Stated task
Return each line of the material verbatim.

* begin Records for processing *

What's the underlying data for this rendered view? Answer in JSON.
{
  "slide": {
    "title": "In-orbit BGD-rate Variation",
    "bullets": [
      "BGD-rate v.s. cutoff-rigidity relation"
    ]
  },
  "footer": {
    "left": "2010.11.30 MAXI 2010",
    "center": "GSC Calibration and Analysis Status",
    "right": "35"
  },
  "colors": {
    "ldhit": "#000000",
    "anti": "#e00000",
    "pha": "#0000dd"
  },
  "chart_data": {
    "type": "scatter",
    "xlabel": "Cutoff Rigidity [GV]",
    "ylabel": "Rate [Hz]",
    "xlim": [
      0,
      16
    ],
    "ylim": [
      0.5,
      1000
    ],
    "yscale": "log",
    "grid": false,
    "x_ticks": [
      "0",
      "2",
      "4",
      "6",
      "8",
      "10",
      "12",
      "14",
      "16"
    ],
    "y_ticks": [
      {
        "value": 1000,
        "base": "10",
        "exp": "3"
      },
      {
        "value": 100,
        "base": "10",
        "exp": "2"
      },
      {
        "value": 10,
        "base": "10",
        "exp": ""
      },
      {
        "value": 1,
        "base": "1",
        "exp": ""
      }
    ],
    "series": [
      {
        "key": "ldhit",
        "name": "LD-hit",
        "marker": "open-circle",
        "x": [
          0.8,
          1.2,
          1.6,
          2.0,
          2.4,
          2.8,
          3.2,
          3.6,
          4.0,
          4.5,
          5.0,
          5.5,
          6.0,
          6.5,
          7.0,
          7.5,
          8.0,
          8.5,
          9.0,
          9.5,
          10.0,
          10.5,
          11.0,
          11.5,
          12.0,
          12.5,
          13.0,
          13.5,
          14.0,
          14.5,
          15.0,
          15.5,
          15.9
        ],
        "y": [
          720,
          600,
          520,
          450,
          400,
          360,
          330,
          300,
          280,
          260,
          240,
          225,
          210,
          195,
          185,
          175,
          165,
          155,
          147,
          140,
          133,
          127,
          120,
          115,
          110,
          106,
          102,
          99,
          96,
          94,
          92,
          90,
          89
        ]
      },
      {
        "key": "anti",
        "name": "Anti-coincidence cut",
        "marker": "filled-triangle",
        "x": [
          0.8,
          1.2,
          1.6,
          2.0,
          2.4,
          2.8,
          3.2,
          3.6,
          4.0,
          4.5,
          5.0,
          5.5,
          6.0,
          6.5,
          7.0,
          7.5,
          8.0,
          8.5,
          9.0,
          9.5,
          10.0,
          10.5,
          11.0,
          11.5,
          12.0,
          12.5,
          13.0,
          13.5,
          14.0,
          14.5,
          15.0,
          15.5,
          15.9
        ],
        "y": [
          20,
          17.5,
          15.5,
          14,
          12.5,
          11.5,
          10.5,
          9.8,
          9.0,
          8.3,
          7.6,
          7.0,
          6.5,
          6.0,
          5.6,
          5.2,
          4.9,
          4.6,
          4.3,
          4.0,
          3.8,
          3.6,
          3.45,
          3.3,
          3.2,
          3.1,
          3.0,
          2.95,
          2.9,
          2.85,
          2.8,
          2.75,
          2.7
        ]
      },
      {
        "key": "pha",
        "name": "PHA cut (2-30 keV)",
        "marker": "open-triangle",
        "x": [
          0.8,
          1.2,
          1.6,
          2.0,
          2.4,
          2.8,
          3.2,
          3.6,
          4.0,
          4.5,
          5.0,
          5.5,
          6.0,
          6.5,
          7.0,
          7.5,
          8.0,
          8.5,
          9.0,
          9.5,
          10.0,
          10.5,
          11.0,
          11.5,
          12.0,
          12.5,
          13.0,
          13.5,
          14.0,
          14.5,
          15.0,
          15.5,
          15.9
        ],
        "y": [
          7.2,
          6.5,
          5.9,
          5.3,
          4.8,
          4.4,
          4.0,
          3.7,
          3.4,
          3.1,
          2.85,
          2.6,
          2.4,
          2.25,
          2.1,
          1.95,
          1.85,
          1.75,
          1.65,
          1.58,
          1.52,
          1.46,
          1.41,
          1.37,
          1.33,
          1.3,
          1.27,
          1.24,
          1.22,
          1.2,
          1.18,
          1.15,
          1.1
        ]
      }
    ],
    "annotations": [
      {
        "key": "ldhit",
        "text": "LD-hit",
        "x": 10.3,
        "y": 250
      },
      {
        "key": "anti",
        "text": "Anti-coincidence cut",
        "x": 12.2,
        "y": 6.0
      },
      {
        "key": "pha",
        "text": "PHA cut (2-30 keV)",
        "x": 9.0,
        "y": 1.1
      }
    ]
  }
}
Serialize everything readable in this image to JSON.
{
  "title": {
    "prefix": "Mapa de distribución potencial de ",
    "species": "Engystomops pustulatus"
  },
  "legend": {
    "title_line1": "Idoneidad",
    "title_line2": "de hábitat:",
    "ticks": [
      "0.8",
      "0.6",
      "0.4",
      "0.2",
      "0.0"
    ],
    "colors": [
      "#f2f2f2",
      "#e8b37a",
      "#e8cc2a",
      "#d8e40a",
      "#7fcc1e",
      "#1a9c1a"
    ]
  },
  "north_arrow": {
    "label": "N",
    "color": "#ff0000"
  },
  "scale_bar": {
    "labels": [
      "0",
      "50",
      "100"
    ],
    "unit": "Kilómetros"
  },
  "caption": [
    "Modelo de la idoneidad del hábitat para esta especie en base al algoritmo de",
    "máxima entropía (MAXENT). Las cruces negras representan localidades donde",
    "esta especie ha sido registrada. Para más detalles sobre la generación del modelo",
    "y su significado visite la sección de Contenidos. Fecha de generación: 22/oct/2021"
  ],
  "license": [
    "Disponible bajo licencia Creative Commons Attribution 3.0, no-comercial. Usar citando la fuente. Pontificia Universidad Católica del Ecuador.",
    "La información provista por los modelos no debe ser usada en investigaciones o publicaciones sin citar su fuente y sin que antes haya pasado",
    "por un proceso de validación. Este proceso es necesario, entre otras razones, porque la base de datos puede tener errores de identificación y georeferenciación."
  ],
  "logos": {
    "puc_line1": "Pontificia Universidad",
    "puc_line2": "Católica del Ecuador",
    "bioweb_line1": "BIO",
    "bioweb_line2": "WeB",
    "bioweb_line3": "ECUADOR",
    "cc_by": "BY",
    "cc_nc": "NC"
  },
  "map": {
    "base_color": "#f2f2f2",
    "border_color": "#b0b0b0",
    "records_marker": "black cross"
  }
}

* end Records for processing *

Task output
What's the underlying data for this rendered view? Answer in JSON.
{
  "slide": {
    "title": "In-orbit BGD-rate Variation",
    "bullets": [
      "BGD-rate v.s. cutoff-rigidity relation"
    ]
  },
  "footer": {
    "left": "2010.11.30 MAXI 2010",
    "center": "GSC Calibration and Analysis Status",
    "right": "35"
  },
  "colors": {
    "ldhit": "#000000",
    "anti": "#e00000",
    "pha": "#0000dd"
  },
  "chart_data": {
    "type": "scatter",
    "xlabel": "Cutoff Rigidity [GV]",
    "ylabel": "Rate [Hz]",
    "xlim": [
      0,
      16
    ],
    "ylim": [
      0.5,
      1000
    ],
    "yscale": "log",
    "grid": false,
    "x_ticks": [
      "0",
      "2",
      "4",
      "6",
      "8",
      "10",
      "12",
      "14",
      "16"
    ],
    "y_ticks": [
      {
        "value": 1000,
        "base": "10",
        "exp": "3"
      },
      {
        "value": 100,
        "base": "10",
        "exp": "2"
      },
      {
        "value": 10,
        "base": "10",
        "exp": ""
      },
      {
        "value": 1,
        "base": "1",
        "exp": ""
      }
    ],
    "series": [
      {
        "key": "ldhit",
        "name": "LD-hit",
        "marker": "open-circle",
        "x": [
          0.8,
          1.2,
          1.6,
          2.0,
          2.4,
          2.8,
          3.2,
          3.6,
          4.0,
          4.5,
          5.0,
          5.5,
          6.0,
          6.5,
          7.0,
          7.5,
          8.0,
          8.5,
          9.0,
          9.5,
          10.0,
          10.5,
          11.0,
          11.5,
          12.0,
          12.5,
          13.0,
          13.5,
          14.0,
          14.5,
          15.0,
          15.5,
          15.9
        ],
        "y": [
          720,
          600,
          520,
          450,
          400,
          360,
          330,
          300,
          280,
          260,
          240,
          225,
          210,
          195,
          185,
          175,
          165,
          155,
          147,
          140,
          133,
          127,
          120,
          115,
          110,
          106,
          102,
          99,
          96,
          94,
          92,
          90,
          89
        ]
      },
      {
        "key": "anti",
        "name": "Anti-coincidence cut",
        "marker": "filled-triangle",
        "x": [
          0.8,
          1.2,
          1.6,
          2.0,
          2.4,
          2.8,
          3.2,
          3.6,
          4.0,
          4.5,
          5.0,
          5.5,
          6.0,
          6.5,
          7.0,
          7.5,
          8.0,
          8.5,
          9.0,
          9.5,
          10.0,
          10.5,
          11.0,
          11.5,
          12.0,
          12.5,
          13.0,
          13.5,
          14.0,
          14.5,
          15.0,
          15.5,
          15.9
        ],
        "y": [
          20,
          17.5,
          15.5,
          14,
          12.5,
          11.5,
          10.5,
          9.8,
          9.0,
          8.3,
          7.6,
          7.0,
          6.5,
          6.0,
          5.6,
          5.2,
          4.9,
          4.6,
          4.3,
          4.0,
          3.8,
          3.6,
          3.45,
          3.3,
          3.2,
          3.1,
          3.0,
          2.95,
          2.9,
          2.85,
          2.8,
          2.75,
          2.7
        ]
      },
      {
        "key": "pha",
        "name": "PHA cut (2-30 keV)",
        "marker": "open-triangle",
        "x": [
          0.8,
          1.2,
          1.6,
          2.0,
          2.4,
          2.8,
          3.2,
          3.6,
          4.0,
          4.5,
          5.0,
          5.5,
          6.0,
          6.5,
          7.0,
          7.5,
          8.0,
          8.5,
          9.0,
          9.5,
          10.0,
          10.5,
          11.0,
          11.5,
          12.0,
          12.5,
          13.0,
          13.5,
          14.0,
          14.5,
          15.0,
          15.5,
          15.9
        ],
        "y": [
          7.2,
          6.5,
          5.9,
          5.3,
          4.8,
          4.4,
          4.0,
          3.7,
          3.4,
          3.1,
          2.85,
          2.6,
          2.4,
          2.25,
          2.1,
          1.95,
          1.85,
          1.75,
          1.65,
          1.58,
          1.52,
          1.46,
          1.41,
          1.37,
          1.33,
          1.3,
          1.27,
          1.24,
          1.22,
          1.2,
          1.18,
          1.15,
          1.1
        ]
      }
    ],
    "annotations": [
      {
        "key": "ldhit",
        "text": "LD-hit",
        "x": 10.3,
        "y": 250
      },
      {
        "key": "anti",
        "text": "Anti-coincidence cut",
        "x": 12.2,
        "y": 6.0
      },
      {
        "key": "pha",
        "text": "PHA cut (2-30 keV)",
        "x": 9.0,
        "y": 1.1
      }
    ]
  }
}
Serialize everything readable in this image to JSON.
{
  "title": {
    "prefix": "Mapa de distribución potencial de ",
    "species": "Engystomops pustulatus"
  },
  "legend": {
    "title_line1": "Idoneidad",
    "title_line2": "de hábitat:",
    "ticks": [
      "0.8",
      "0.6",
      "0.4",
      "0.2",
      "0.0"
    ],
    "colors": [
      "#f2f2f2",
      "#e8b37a",
      "#e8cc2a",
      "#d8e40a",
      "#7fcc1e",
      "#1a9c1a"
    ]
  },
  "north_arrow": {
    "label": "N",
    "color": "#ff0000"
  },
  "scale_bar": {
    "labels": [
      "0",
      "50",
      "100"
    ],
    "unit": "Kilómetros"
  },
  "caption": [
    "Modelo de la idoneidad del hábitat para esta especie en base al algoritmo de",
    "máxima entropía (MAXENT). Las cruces negras representan localidades donde",
    "esta especie ha sido registrada. Para más detalles sobre la generación del modelo",
    "y su significado visite la sección de Contenidos. Fecha de generación: 22/oct/2021"
  ],
  "license": [
    "Disponible bajo licencia Creative Commons Attribution 3.0, no-comercial. Usar citando la fuente. Pontificia Universidad Católica del Ecuador.",
    "La información provista por los modelos no debe ser usada en investigaciones o publicaciones sin citar su fuente y sin que antes haya pasado",
    "por un proceso de validación. Este proceso es necesario, entre otras razones, porque la base de datos puede tener errores de identificación y georeferenciación."
  ],
  "logos": {
    "puc_line1": "Pontificia Universidad",
    "puc_line2": "Católica del Ecuador",
    "bioweb_line1": "BIO",
    "bioweb_line2": "WeB",
    "bioweb_line3": "ECUADOR",
    "cc_by": "BY",
    "cc_nc": "NC"
  },
  "map": {
    "base_color": "#f2f2f2",
    "border_color": "#b0b0b0",
    "records_marker": "black cross"
  }
}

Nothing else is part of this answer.